┌─ RECORDED INFORMATION

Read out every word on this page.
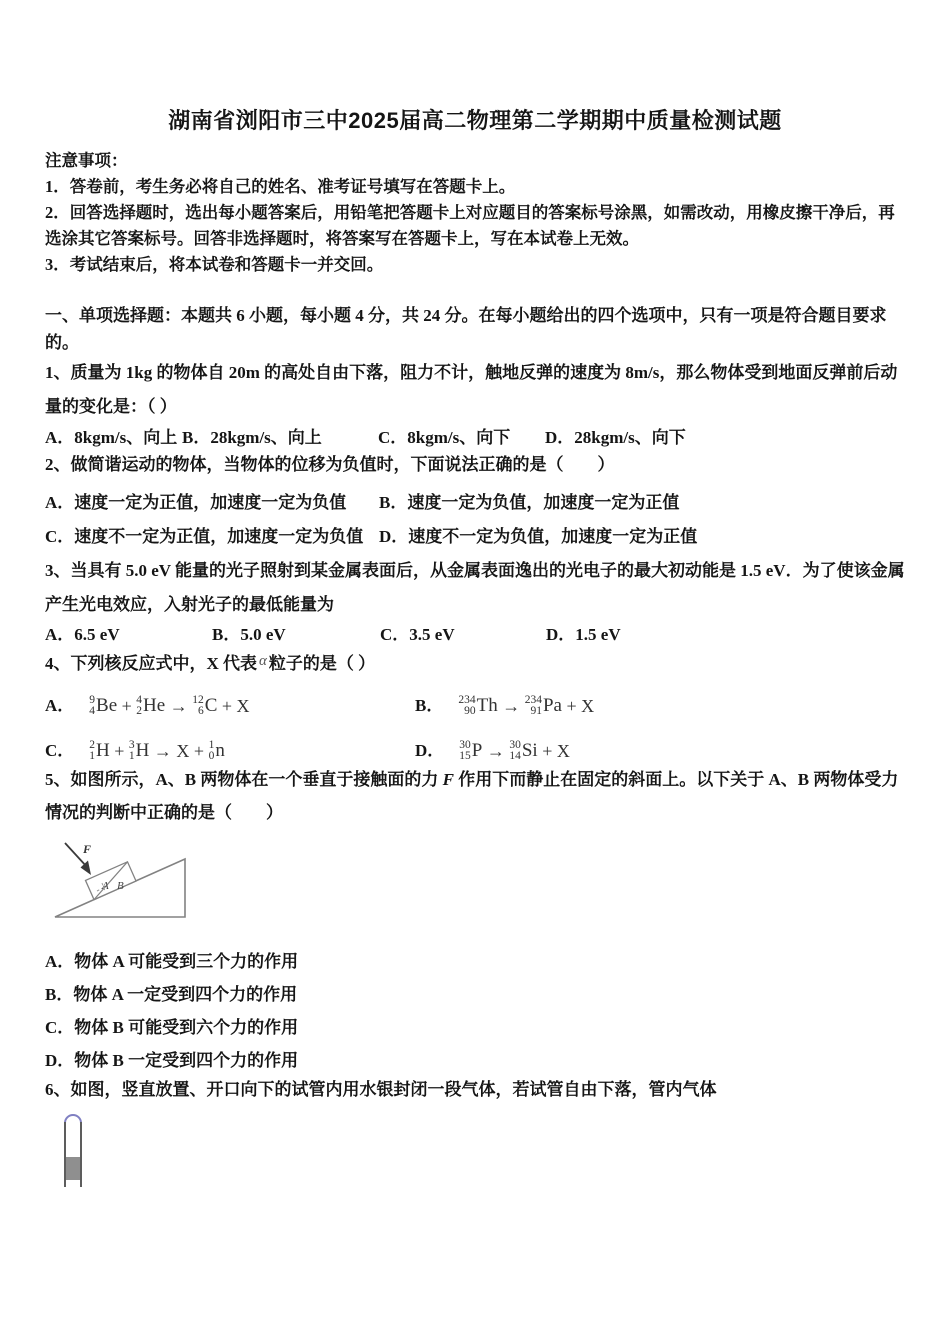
湖南省浏阳市三中2025届高二物理第二学期期中质量检测试题

注意事项：

1．答卷前，考生务必将自己的姓名、准考证号填写在答题卡上。

2．回答选择题时，选出每小题答案后，用铅笔把答题卡上对应题目的答案标号涂黑，如需改动，用橡皮擦干净后，再选涂其它答案标号。回答非选择题时，将答案写在答题卡上，写在本试卷上无效。

3．考试结束后，将本试卷和答题卡一并交回。

一、单项选择题：本题共 6 小题，每小题 4 分，共 24 分。在每小题给出的四个选项中，只有一项是符合题目要求的。

1、质量为 1kg 的物体自 20m 的高处自由下落，阻力不计，触地反弹的速度为 8m/s，那么物体受到地面反弹前后动量的变化是：（ ）

A．8kgm/s、向上 B．28kgm/s、向上	C．8kgm/s、向下 D．28kgm/s、向下

2、做简谐运动的物体，当物体的位移为负值时，下面说法正确的是（　　）

A．速度一定为正值，加速度一定为负值 B．速度一定为负值，加速度一定为正值
C．速度不一定为正值，加速度一定为负值 D．速度不一定为负值，加速度一定为正值

3、当具有 5.0 eV 能量的光子照射到某金属表面后，从金属表面逸出的光电子的最大初动能是 1.5 eV．为了使该金属产生光电效应，入射光子的最低能量为

A．6.5 eV	B．5.0 eV	C．3.5 eV	D．1.5 eV

4、下列核反应式中，X 代表 α 粒子的是（ ）

A． 9
4 Be + 4
2 He → 12
6 C + X	B． 234
90 Th → 234
91 Pa + X
C． 2
1 H + 3
1 H → X + 1
0 n	D． 30
15 P → 30
14 Si + X

5、如图所示，A、B 两物体在一个垂直于接触面的力 F 作用下而静止在固定的斜面上。以下关于 A、B 两物体受力情况的判断中正确的是（　　）

F
A B
A．物体 A 可能受到三个力的作用
B．物体 A 一定受到四个力的作用
C．物体 B 可能受到六个力的作用
D．物体 B 一定受到四个力的作用

6、如图，竖直放置、开口向下的试管内用水银封闭一段气体，若试管自由下落，管内气体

└─

- **TO BE DONE**: Reproduce every record word for word. The copy must contain no pictures.

- **SOLUTION TO THIS TASK**:
Read out every word on this page.
湖南省浏阳市三中2025届高二物理第二学期期中质量检测试题

注意事项：

1．答卷前，考生务必将自己的姓名、准考证号填写在答题卡上。

2．回答选择题时，选出每小题答案后，用铅笔把答题卡上对应题目的答案标号涂黑，如需改动，用橡皮擦干净后，再选涂其它答案标号。回答非选择题时，将答案写在答题卡上，写在本试卷上无效。

3．考试结束后，将本试卷和答题卡一并交回。

一、单项选择题：本题共 6 小题，每小题 4 分，共 24 分。在每小题给出的四个选项中，只有一项是符合题目要求的。

1、质量为 1kg 的物体自 20m 的高处自由下落，阻力不计，触地反弹的速度为 8m/s，那么物体受到地面反弹前后动量的变化是：（ ）

A．8kgm/s、向上 B．28kgm/s、向上	C．8kgm/s、向下 D．28kgm/s、向下

2、做简谐运动的物体，当物体的位移为负值时，下面说法正确的是（　　）

A．速度一定为正值，加速度一定为负值 B．速度一定为负值，加速度一定为正值
C．速度不一定为正值，加速度一定为负值 D．速度不一定为负值，加速度一定为正值

3、当具有 5.0 eV 能量的光子照射到某金属表面后，从金属表面逸出的光电子的最大初动能是 1.5 eV．为了使该金属产生光电效应，入射光子的最低能量为

A．6.5 eV	B．5.0 eV	C．3.5 eV	D．1.5 eV

4、下列核反应式中，X 代表 α 粒子的是（ ）

A． 9
4 Be + 4
2 He → 12
6 C + X	B． 234
90 Th → 234
91 Pa + X
C． 2
1 H + 3
1 H → X + 1
0 n	D． 30
15 P → 30
14 Si + X

5、如图所示，A、B 两物体在一个垂直于接触面的力 F 作用下而静止在固定的斜面上。以下关于 A、B 两物体受力情况的判断中正确的是（　　）

F
A B
A．物体 A 可能受到三个力的作用
B．物体 A 一定受到四个力的作用
C．物体 B 可能受到六个力的作用
D．物体 B 一定受到四个力的作用

6、如图，竖直放置、开口向下的试管内用水银封闭一段气体，若试管自由下落，管内气体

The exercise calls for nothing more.